Task directions »
Can you give all the records again without altering a single character?

Given records »
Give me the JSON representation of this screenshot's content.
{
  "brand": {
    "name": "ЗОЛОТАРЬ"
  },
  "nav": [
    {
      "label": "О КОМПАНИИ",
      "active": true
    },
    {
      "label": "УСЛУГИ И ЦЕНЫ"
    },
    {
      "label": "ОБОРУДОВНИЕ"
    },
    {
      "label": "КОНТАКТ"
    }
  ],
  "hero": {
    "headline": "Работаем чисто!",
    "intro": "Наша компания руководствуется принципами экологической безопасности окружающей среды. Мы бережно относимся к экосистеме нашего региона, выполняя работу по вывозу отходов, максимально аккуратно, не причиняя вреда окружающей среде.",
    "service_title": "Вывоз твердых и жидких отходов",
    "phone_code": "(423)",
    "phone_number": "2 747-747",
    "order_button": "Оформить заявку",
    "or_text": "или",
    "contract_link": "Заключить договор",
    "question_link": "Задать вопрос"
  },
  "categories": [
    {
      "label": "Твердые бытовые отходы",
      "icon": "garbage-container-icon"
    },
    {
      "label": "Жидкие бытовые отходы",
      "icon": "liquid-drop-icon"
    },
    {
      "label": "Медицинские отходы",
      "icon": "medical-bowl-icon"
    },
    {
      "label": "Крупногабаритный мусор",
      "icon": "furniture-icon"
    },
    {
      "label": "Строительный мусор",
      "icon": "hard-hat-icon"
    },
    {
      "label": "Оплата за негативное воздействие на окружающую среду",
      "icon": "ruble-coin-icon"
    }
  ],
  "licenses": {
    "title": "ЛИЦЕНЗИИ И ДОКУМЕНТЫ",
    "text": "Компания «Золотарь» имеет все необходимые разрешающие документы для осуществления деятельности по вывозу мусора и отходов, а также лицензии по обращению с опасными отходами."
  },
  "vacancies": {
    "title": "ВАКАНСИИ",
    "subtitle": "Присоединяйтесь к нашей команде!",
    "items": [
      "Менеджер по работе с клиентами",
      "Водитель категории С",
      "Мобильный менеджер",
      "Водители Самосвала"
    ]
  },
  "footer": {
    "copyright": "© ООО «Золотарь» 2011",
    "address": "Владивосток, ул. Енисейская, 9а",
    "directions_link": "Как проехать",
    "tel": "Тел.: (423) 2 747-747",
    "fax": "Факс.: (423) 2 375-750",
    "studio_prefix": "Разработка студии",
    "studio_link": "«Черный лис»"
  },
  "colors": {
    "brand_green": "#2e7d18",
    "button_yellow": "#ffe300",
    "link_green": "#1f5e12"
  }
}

Complete output »
Give me the JSON representation of this screenshot's content.
{
  "brand": {
    "name": "ЗОЛОТАРЬ"
  },
  "nav": [
    {
      "label": "О КОМПАНИИ",
      "active": true
    },
    {
      "label": "УСЛУГИ И ЦЕНЫ"
    },
    {
      "label": "ОБОРУДОВНИЕ"
    },
    {
      "label": "КОНТАКТ"
    }
  ],
  "hero": {
    "headline": "Работаем чисто!",
    "intro": "Наша компания руководствуется принципами экологической безопасности окружающей среды. Мы бережно относимся к экосистеме нашего региона, выполняя работу по вывозу отходов, максимально аккуратно, не причиняя вреда окружающей среде.",
    "service_title": "Вывоз твердых и жидких отходов",
    "phone_code": "(423)",
    "phone_number": "2 747-747",
    "order_button": "Оформить заявку",
    "or_text": "или",
    "contract_link": "Заключить договор",
    "question_link": "Задать вопрос"
  },
  "categories": [
    {
      "label": "Твердые бытовые отходы",
      "icon": "garbage-container-icon"
    },
    {
      "label": "Жидкие бытовые отходы",
      "icon": "liquid-drop-icon"
    },
    {
      "label": "Медицинские отходы",
      "icon": "medical-bowl-icon"
    },
    {
      "label": "Крупногабаритный мусор",
      "icon": "furniture-icon"
    },
    {
      "label": "Строительный мусор",
      "icon": "hard-hat-icon"
    },
    {
      "label": "Оплата за негативное воздействие на окружающую среду",
      "icon": "ruble-coin-icon"
    }
  ],
  "licenses": {
    "title": "ЛИЦЕНЗИИ И ДОКУМЕНТЫ",
    "text": "Компания «Золотарь» имеет все необходимые разрешающие документы для осуществления деятельности по вывозу мусора и отходов, а также лицензии по обращению с опасными отходами."
  },
  "vacancies": {
    "title": "ВАКАНСИИ",
    "subtitle": "Присоединяйтесь к нашей команде!",
    "items": [
      "Менеджер по работе с клиентами",
      "Водитель категории С",
      "Мобильный менеджер",
      "Водители Самосвала"
    ]
  },
  "footer": {
    "copyright": "© ООО «Золотарь» 2011",
    "address": "Владивосток, ул. Енисейская, 9а",
    "directions_link": "Как проехать",
    "tel": "Тел.: (423) 2 747-747",
    "fax": "Факс.: (423) 2 375-750",
    "studio_prefix": "Разработка студии",
    "studio_link": "«Черный лис»"
  },
  "colors": {
    "brand_green": "#2e7d18",
    "button_yellow": "#ffe300",
    "link_green": "#1f5e12"
  }
}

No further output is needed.